- Exercise directions -
Copy every line of the listing exactly.

- Entries -
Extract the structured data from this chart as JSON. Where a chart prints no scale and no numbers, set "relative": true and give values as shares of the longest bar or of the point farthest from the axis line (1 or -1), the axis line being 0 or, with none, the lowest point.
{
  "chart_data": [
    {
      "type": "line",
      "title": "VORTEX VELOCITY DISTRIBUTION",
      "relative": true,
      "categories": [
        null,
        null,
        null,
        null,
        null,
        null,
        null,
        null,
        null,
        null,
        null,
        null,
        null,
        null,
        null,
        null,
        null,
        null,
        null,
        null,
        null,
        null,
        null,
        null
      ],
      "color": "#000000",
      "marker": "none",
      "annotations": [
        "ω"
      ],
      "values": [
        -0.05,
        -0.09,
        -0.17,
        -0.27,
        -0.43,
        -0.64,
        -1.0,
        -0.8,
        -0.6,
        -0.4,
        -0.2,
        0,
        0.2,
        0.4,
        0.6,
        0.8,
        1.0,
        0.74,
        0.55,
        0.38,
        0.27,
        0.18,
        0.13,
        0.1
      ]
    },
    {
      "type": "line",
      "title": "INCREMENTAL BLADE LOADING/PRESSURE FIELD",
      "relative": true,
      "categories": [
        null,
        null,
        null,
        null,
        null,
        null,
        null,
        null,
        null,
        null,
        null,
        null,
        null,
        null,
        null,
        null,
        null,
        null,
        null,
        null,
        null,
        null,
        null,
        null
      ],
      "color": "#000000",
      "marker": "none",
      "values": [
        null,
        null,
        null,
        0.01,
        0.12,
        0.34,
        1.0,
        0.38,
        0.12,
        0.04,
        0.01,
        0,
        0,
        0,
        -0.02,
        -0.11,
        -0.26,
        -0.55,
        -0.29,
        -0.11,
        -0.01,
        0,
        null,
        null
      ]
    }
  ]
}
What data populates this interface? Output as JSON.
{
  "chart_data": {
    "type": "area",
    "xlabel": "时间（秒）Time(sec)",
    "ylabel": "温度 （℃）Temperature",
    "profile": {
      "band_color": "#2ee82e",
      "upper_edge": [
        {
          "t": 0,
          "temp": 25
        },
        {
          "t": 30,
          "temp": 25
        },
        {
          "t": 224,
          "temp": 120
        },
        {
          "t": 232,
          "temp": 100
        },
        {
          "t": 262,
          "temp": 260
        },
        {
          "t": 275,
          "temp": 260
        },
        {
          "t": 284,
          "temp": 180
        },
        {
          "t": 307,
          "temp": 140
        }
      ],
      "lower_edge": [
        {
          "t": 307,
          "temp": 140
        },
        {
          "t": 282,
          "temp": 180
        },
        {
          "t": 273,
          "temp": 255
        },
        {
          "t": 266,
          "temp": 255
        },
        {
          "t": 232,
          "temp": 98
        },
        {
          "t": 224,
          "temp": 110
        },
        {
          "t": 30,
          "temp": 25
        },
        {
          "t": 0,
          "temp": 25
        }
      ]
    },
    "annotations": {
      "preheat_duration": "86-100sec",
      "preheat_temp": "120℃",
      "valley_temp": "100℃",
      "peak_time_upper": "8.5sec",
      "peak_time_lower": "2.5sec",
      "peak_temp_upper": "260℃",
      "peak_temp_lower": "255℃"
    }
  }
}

- Final result -
Extract the structured data from this chart as JSON. Where a chart prints no scale and no numbers, set "relative": true and give values as shares of the longest bar or of the point farthest from the axis line (1 or -1), the axis line being 0 or, with none, the lowest point.
{
  "chart_data": [
    {
      "type": "line",
      "title": "VORTEX VELOCITY DISTRIBUTION",
      "relative": true,
      "categories": [
        null,
        null,
        null,
        null,
        null,
        null,
        null,
        null,
        null,
        null,
        null,
        null,
        null,
        null,
        null,
        null,
        null,
        null,
        null,
        null,
        null,
        null,
        null,
        null
      ],
      "color": "#000000",
      "marker": "none",
      "annotations": [
        "ω"
      ],
      "values": [
        -0.05,
        -0.09,
        -0.17,
        -0.27,
        -0.43,
        -0.64,
        -1.0,
        -0.8,
        -0.6,
        -0.4,
        -0.2,
        0,
        0.2,
        0.4,
        0.6,
        0.8,
        1.0,
        0.74,
        0.55,
        0.38,
        0.27,
        0.18,
        0.13,
        0.1
      ]
    },
    {
      "type": "line",
      "title": "INCREMENTAL BLADE LOADING/PRESSURE FIELD",
      "relative": true,
      "categories": [
        null,
        null,
        null,
        null,
        null,
        null,
        null,
        null,
        null,
        null,
        null,
        null,
        null,
        null,
        null,
        null,
        null,
        null,
        null,
        null,
        null,
        null,
        null,
        null
      ],
      "color": "#000000",
      "marker": "none",
      "values": [
        null,
        null,
        null,
        0.01,
        0.12,
        0.34,
        1.0,
        0.38,
        0.12,
        0.04,
        0.01,
        0,
        0,
        0,
        -0.02,
        -0.11,
        -0.26,
        -0.55,
        -0.29,
        -0.11,
        -0.01,
        0,
        null,
        null
      ]
    }
  ]
}
What data populates this interface? Output as JSON.
{
  "chart_data": {
    "type": "area",
    "xlabel": "时间（秒）Time(sec)",
    "ylabel": "温度 （℃）Temperature",
    "profile": {
      "band_color": "#2ee82e",
      "upper_edge": [
        {
          "t": 0,
          "temp": 25
        },
        {
          "t": 30,
          "temp": 25
        },
        {
          "t": 224,
          "temp": 120
        },
        {
          "t": 232,
          "temp": 100
        },
        {
          "t": 262,
          "temp": 260
        },
        {
          "t": 275,
          "temp": 260
        },
        {
          "t": 284,
          "temp": 180
        },
        {
          "t": 307,
          "temp": 140
        }
      ],
      "lower_edge": [
        {
          "t": 307,
          "temp": 140
        },
        {
          "t": 282,
          "temp": 180
        },
        {
          "t": 273,
          "temp": 255
        },
        {
          "t": 266,
          "temp": 255
        },
        {
          "t": 232,
          "temp": 98
        },
        {
          "t": 224,
          "temp": 110
        },
        {
          "t": 30,
          "temp": 25
        },
        {
          "t": 0,
          "temp": 25
        }
      ]
    },
    "annotations": {
      "preheat_duration": "86-100sec",
      "preheat_temp": "120℃",
      "valley_temp": "100℃",
      "peak_time_upper": "8.5sec",
      "peak_time_lower": "2.5sec",
      "peak_temp_upper": "260℃",
      "peak_temp_lower": "255℃"
    }
  }
}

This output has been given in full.